Task objective >> Scan the data for lines with "JSON" and report the count by itself.

Stored data >>
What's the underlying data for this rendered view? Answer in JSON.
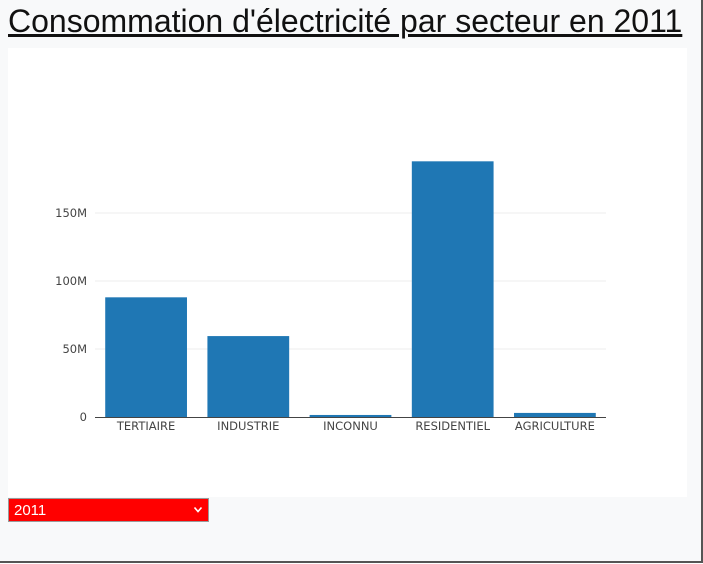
{
  "page": {
    "title": "Consommation d'électricité par secteur en 2011"
  },
  "year_select": {
    "value": "2011"
  },
  "colors": {
    "bar": "#1f77b4",
    "grid": "#eeeeee",
    "select_bg": "#ff0000"
  },
  "icons": {
    "dropdown": "chevron-down-icon"
  },
  "chart_data": {
    "type": "bar",
    "categories": [
      "TERTIAIRE",
      "INDUSTRIE",
      "INCONNU",
      "RESIDENTIEL",
      "AGRICULTURE"
    ],
    "values": [
      88000000,
      59500000,
      1500000,
      188000000,
      3000000
    ],
    "ylim": [
      0,
      200000000
    ],
    "yticks": [
      0,
      50000000,
      100000000,
      150000000
    ],
    "ytick_labels": [
      "0",
      "50M",
      "100M",
      "150M"
    ],
    "grid": true,
    "title": "",
    "xlabel": "",
    "ylabel": ""
  }
}
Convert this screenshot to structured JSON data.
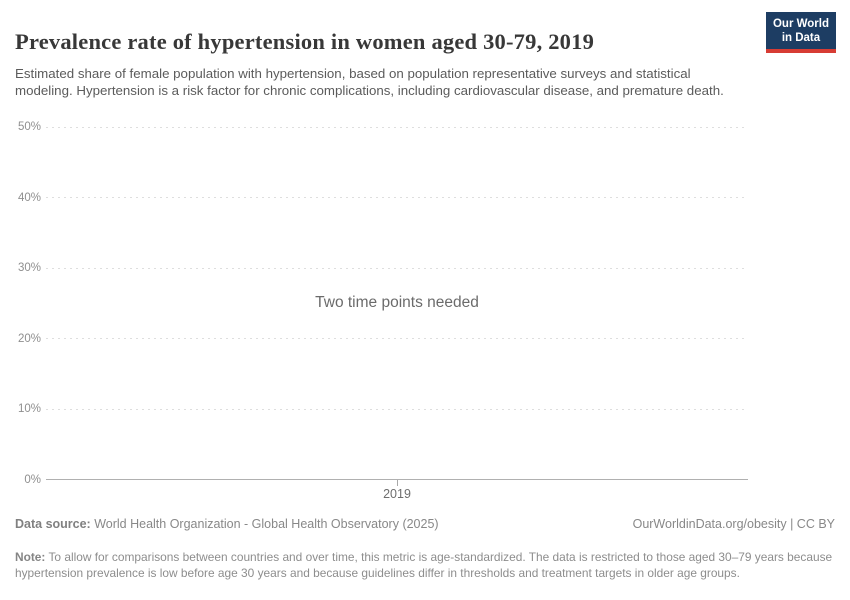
{
  "header": {
    "title": "Prevalence rate of hypertension in women aged 30-79, 2019",
    "subtitle": "Estimated share of female population with hypertension, based on population representative surveys and statistical modeling. Hypertension is a risk factor for chronic complications, including cardiovascular disease, and premature death.",
    "logo": {
      "line1": "Our World",
      "line2": "in Data",
      "bg_color": "#1d3d63",
      "accent_color": "#d73c34"
    }
  },
  "chart_data": {
    "type": "line",
    "title": "Prevalence rate of hypertension in women aged 30-79, 2019",
    "series": [],
    "status_message": "Two time points needed",
    "x_ticks": [
      "2019"
    ],
    "y_ticks": [
      "0%",
      "10%",
      "20%",
      "30%",
      "40%",
      "50%"
    ],
    "ylim": [
      0,
      50
    ],
    "xlabel": "",
    "ylabel": "",
    "grid": "horizontal-dashed",
    "legend_position": "none"
  },
  "footer": {
    "datasource_label": "Data source:",
    "datasource_text": " World Health Organization - Global Health Observatory (2025)",
    "attribution": "OurWorldinData.org/obesity | CC BY",
    "note_label": "Note:",
    "note_text": " To allow for comparisons between countries and over time, this metric is age-standardized. The data is restricted to those aged 30–79 years because hypertension prevalence is low before age 30 years and because guidelines differ in thresholds and treatment targets in older age groups."
  },
  "colors": {
    "title": "#383838",
    "subtitle": "#5b5b5b",
    "axis_label": "#8f8f8f",
    "gridline": "#dedede",
    "axis_line": "#b0b0b0",
    "footer_text": "#888888",
    "logo_background": "#1d3d63",
    "logo_accent": "#d73c34"
  }
}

Output >> 2